Extract and list every line that contains the word "from".

------ The records

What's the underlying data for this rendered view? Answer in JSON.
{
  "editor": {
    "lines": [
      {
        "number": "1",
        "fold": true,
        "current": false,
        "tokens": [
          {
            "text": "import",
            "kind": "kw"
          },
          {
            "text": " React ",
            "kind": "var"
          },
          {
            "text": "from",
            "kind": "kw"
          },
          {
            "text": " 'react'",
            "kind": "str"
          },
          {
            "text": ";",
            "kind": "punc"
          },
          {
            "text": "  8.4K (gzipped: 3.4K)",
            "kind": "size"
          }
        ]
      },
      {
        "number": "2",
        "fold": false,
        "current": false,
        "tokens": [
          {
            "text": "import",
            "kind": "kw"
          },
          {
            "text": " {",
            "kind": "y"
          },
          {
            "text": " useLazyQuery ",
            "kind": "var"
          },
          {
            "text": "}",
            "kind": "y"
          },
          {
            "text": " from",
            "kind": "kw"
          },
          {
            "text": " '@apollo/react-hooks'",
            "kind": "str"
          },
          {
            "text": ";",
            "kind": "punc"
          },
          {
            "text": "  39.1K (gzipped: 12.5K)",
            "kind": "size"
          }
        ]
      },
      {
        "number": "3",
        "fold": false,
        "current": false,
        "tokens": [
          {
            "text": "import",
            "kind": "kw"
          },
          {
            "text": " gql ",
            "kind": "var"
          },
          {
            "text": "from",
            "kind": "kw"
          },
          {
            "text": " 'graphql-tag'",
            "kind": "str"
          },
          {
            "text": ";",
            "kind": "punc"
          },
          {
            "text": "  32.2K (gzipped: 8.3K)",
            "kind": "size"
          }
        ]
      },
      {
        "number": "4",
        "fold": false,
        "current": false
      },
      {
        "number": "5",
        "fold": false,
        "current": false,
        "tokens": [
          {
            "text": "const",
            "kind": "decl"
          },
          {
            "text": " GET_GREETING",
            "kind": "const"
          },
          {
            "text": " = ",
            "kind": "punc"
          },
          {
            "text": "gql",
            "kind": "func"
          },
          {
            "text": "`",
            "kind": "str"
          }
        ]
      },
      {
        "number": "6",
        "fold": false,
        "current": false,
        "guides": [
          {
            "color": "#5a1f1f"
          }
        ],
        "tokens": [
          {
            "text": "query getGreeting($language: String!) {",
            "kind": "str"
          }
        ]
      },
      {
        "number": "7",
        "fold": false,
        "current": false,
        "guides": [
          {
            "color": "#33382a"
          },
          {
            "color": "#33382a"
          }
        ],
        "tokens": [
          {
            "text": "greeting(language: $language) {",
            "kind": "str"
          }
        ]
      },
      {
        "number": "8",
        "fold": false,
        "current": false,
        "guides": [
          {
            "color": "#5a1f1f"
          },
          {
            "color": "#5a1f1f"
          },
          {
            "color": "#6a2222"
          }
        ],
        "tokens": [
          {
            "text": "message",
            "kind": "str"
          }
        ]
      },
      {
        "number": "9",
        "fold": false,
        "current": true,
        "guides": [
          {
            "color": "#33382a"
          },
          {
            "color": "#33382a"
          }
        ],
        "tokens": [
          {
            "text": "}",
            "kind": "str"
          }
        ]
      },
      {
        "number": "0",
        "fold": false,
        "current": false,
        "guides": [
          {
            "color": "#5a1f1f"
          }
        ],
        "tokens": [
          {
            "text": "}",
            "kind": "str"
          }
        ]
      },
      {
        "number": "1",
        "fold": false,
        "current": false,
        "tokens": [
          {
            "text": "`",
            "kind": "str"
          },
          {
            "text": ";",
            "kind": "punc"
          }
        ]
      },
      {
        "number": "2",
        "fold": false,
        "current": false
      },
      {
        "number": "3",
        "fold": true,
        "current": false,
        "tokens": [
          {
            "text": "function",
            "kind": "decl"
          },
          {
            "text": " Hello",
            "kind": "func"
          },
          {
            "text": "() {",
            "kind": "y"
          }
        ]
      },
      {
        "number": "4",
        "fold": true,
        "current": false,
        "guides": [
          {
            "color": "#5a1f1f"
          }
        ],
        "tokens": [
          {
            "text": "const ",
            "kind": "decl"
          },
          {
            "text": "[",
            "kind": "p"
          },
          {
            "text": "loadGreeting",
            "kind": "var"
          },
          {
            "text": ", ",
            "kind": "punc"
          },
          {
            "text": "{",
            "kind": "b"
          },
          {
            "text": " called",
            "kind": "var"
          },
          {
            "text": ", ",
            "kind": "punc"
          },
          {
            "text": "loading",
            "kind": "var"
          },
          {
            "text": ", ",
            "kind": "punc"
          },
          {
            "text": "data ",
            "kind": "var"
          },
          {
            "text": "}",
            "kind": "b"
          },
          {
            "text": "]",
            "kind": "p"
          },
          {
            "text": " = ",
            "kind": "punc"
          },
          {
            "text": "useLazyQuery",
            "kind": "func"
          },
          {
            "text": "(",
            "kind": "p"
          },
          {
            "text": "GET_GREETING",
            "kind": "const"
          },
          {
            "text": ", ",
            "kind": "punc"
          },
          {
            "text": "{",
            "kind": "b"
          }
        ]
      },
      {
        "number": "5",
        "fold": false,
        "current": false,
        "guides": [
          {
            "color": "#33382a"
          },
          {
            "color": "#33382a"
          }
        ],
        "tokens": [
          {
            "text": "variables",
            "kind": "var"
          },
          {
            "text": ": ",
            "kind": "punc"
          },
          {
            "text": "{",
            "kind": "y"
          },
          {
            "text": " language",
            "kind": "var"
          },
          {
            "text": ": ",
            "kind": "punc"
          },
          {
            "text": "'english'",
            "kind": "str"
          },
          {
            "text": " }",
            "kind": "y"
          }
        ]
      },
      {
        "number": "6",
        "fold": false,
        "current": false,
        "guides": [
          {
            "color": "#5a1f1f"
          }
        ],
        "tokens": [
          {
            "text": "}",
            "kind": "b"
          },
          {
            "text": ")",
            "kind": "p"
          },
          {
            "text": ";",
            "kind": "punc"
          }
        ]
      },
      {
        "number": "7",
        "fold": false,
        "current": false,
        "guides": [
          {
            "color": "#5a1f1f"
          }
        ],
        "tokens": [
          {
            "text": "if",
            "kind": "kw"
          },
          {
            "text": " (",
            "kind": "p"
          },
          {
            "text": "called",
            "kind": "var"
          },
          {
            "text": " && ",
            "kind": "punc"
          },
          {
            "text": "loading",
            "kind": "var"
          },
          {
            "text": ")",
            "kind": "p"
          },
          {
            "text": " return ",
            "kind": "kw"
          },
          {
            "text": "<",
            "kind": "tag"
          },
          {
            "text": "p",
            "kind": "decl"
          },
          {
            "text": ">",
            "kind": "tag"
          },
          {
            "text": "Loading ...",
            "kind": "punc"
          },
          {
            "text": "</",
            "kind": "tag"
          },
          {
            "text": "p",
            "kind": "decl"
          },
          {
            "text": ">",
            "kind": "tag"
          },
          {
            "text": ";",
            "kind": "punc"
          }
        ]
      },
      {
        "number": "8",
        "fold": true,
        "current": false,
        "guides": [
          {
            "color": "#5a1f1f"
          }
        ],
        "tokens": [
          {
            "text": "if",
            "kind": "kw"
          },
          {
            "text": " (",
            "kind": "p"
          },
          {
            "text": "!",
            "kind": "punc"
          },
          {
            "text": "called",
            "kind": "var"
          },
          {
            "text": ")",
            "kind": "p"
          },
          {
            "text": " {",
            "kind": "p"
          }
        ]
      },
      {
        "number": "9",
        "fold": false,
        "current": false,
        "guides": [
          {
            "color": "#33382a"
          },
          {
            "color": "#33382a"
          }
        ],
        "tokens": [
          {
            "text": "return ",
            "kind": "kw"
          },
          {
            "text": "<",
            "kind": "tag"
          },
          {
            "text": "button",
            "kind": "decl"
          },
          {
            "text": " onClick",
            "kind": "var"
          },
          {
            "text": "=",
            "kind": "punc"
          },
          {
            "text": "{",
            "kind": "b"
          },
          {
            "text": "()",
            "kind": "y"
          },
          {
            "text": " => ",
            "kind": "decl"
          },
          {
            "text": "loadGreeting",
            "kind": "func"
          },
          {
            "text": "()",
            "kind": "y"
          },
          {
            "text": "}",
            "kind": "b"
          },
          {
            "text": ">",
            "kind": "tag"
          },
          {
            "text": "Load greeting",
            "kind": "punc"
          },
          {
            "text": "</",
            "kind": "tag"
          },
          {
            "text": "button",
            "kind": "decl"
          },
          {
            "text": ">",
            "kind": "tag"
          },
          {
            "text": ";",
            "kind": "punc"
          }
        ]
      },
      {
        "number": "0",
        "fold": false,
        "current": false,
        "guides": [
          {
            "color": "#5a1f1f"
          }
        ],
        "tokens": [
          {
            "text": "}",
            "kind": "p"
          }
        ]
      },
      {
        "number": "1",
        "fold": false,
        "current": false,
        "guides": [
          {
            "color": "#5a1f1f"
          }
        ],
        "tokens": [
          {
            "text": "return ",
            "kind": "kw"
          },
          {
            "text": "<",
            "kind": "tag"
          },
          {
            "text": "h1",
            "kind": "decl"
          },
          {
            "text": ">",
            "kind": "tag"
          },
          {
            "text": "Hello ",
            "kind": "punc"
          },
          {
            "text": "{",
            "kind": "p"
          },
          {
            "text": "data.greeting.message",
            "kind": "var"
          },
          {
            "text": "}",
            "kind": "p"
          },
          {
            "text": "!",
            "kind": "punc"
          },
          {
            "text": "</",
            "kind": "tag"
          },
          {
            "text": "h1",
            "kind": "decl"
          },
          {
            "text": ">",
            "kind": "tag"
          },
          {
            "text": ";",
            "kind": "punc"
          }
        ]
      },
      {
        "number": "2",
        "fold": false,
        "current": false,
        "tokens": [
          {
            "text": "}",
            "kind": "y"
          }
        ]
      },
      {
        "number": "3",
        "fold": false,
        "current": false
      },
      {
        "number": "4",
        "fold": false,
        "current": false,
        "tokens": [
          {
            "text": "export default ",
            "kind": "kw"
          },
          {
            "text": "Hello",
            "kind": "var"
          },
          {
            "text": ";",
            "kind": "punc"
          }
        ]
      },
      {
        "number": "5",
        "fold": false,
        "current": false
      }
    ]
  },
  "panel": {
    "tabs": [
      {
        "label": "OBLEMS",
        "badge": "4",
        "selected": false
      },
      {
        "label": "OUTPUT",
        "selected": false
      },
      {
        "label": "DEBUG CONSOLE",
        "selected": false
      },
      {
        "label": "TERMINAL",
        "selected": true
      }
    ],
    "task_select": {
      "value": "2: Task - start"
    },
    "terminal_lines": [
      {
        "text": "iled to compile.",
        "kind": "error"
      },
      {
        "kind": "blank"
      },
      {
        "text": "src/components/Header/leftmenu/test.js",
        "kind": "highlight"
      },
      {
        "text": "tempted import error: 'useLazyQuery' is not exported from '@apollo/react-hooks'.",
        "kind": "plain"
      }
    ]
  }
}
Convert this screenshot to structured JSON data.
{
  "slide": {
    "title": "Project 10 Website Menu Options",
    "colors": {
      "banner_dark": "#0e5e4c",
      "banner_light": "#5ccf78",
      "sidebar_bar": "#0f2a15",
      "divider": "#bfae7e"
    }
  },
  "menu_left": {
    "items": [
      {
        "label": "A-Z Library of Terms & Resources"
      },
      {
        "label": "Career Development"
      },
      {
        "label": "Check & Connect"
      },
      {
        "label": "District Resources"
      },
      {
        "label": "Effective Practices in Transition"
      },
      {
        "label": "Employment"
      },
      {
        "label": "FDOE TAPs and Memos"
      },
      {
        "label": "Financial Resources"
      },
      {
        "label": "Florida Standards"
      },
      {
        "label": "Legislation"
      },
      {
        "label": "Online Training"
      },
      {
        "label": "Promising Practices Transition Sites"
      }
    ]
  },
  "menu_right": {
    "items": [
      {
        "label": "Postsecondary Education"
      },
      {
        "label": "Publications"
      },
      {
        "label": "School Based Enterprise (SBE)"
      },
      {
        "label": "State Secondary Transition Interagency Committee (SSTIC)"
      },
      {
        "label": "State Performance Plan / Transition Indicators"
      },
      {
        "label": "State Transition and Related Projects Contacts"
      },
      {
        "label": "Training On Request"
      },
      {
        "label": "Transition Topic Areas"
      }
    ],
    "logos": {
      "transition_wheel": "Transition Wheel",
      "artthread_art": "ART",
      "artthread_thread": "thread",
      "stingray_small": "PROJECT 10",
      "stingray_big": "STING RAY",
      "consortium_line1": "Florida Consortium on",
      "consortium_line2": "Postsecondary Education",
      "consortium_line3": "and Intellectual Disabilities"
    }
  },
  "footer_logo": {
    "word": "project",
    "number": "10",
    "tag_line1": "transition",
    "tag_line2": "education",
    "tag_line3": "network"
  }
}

------------

#### Answer to the task:
            "text": "from",
            "text": " from",
            "text": "from",
        "text": "tempted import error: 'useLazyQuery' is not exported from '@apollo/react-hooks'.",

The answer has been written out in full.